_Data to process_
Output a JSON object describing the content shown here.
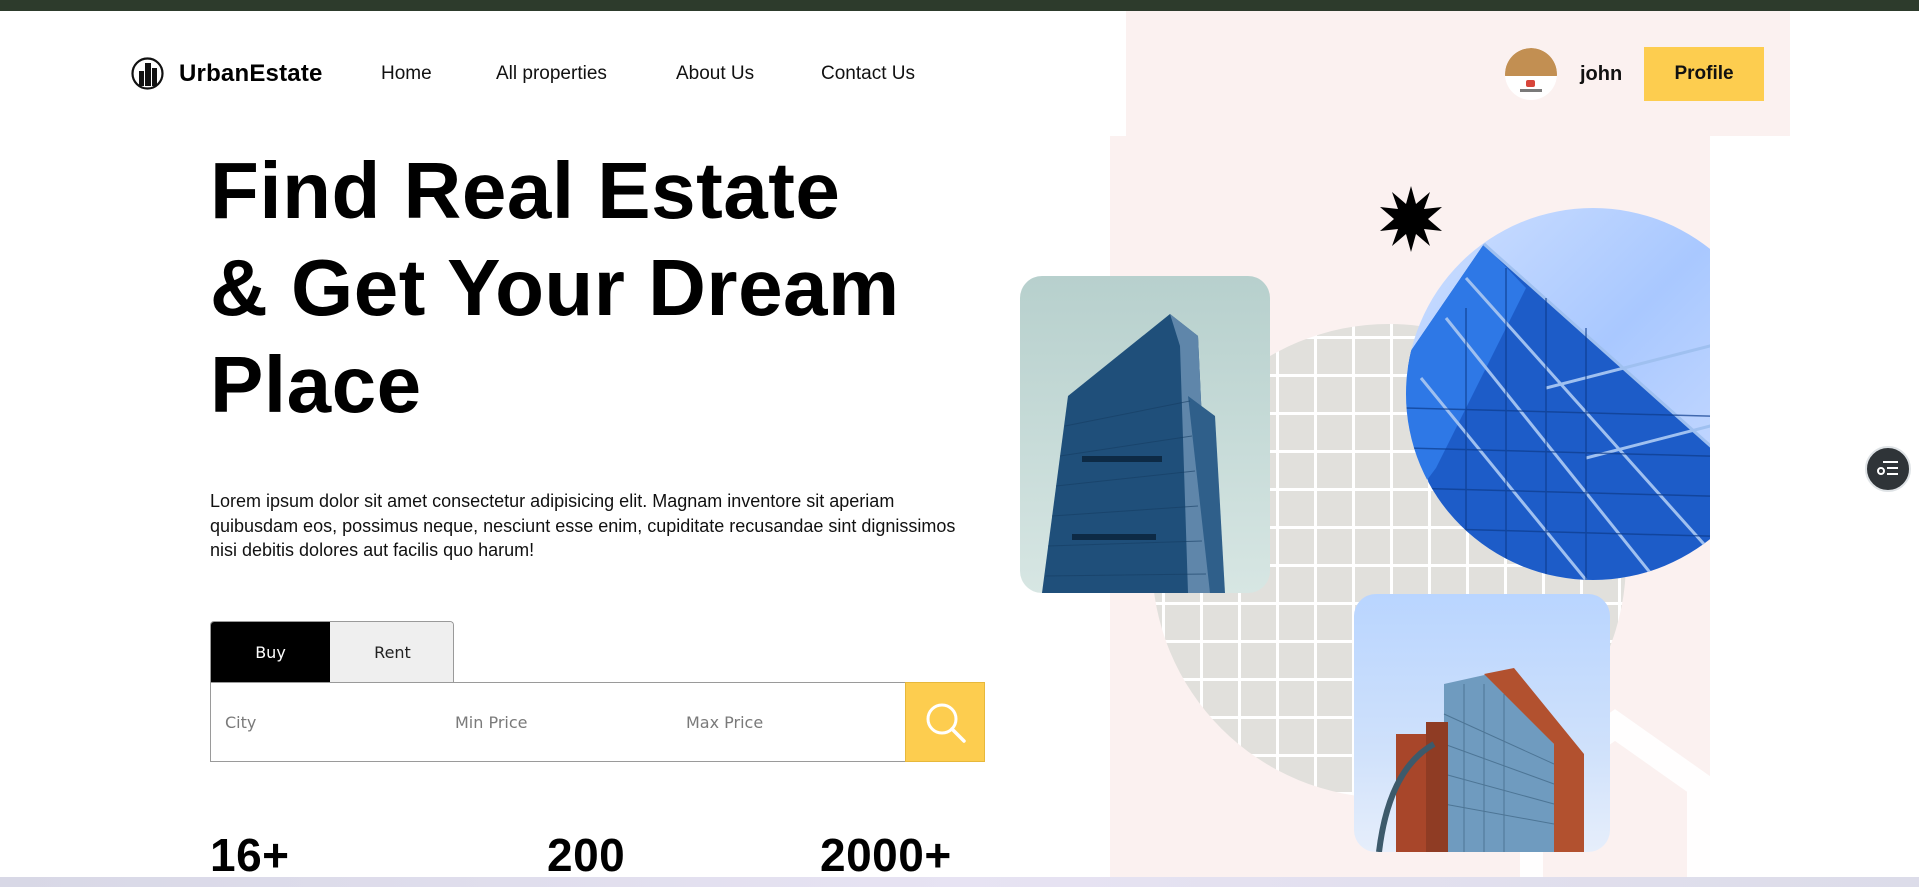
{
  "brand": {
    "name": "UrbanEstate"
  },
  "nav": {
    "items": [
      "Home",
      "All properties",
      "About Us",
      "Contact Us"
    ]
  },
  "user": {
    "name": "john",
    "profile_label": "Profile"
  },
  "hero": {
    "title": "Find Real Estate & Get Your Dream Place",
    "description": "Lorem ipsum dolor sit amet consectetur adipisicing elit. Magnam inventore sit aperiam quibusdam eos, possimus neque, nesciunt esse enim, cupiditate recusandae sint dignissimos nisi debitis dolores aut facilis quo harum!"
  },
  "search": {
    "tabs": {
      "buy": "Buy",
      "rent": "Rent",
      "active": "Buy"
    },
    "city_placeholder": "City",
    "min_price_placeholder": "Min Price",
    "max_price_placeholder": "Max Price"
  },
  "stats": [
    "16+",
    "200",
    "2000+"
  ],
  "icons": {
    "logo": "building-logo-icon",
    "search": "search-icon",
    "star": "starburst-icon",
    "floating": "list-menu-icon"
  },
  "colors": {
    "accent": "#fdcd4f",
    "top_bar": "#2d3b2c",
    "pink_bg": "#fbf1f0",
    "tab_active": "#000000",
    "tab_inactive": "#efefef"
  }
}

_Directive_
Without the pictures, extract every entry verbatim.

_Response_
Output a JSON object describing the content shown here.
{
  "brand": {
    "name": "UrbanEstate"
  },
  "nav": {
    "items": [
      "Home",
      "All properties",
      "About Us",
      "Contact Us"
    ]
  },
  "user": {
    "name": "john",
    "profile_label": "Profile"
  },
  "hero": {
    "title": "Find Real Estate & Get Your Dream Place",
    "description": "Lorem ipsum dolor sit amet consectetur adipisicing elit. Magnam inventore sit aperiam quibusdam eos, possimus neque, nesciunt esse enim, cupiditate recusandae sint dignissimos nisi debitis dolores aut facilis quo harum!"
  },
  "search": {
    "tabs": {
      "buy": "Buy",
      "rent": "Rent",
      "active": "Buy"
    },
    "city_placeholder": "City",
    "min_price_placeholder": "Min Price",
    "max_price_placeholder": "Max Price"
  },
  "stats": [
    "16+",
    "200",
    "2000+"
  ],
  "icons": {
    "logo": "building-logo-icon",
    "search": "search-icon",
    "star": "starburst-icon",
    "floating": "list-menu-icon"
  },
  "colors": {
    "accent": "#fdcd4f",
    "top_bar": "#2d3b2c",
    "pink_bg": "#fbf1f0",
    "tab_active": "#000000",
    "tab_inactive": "#efefef"
  }
}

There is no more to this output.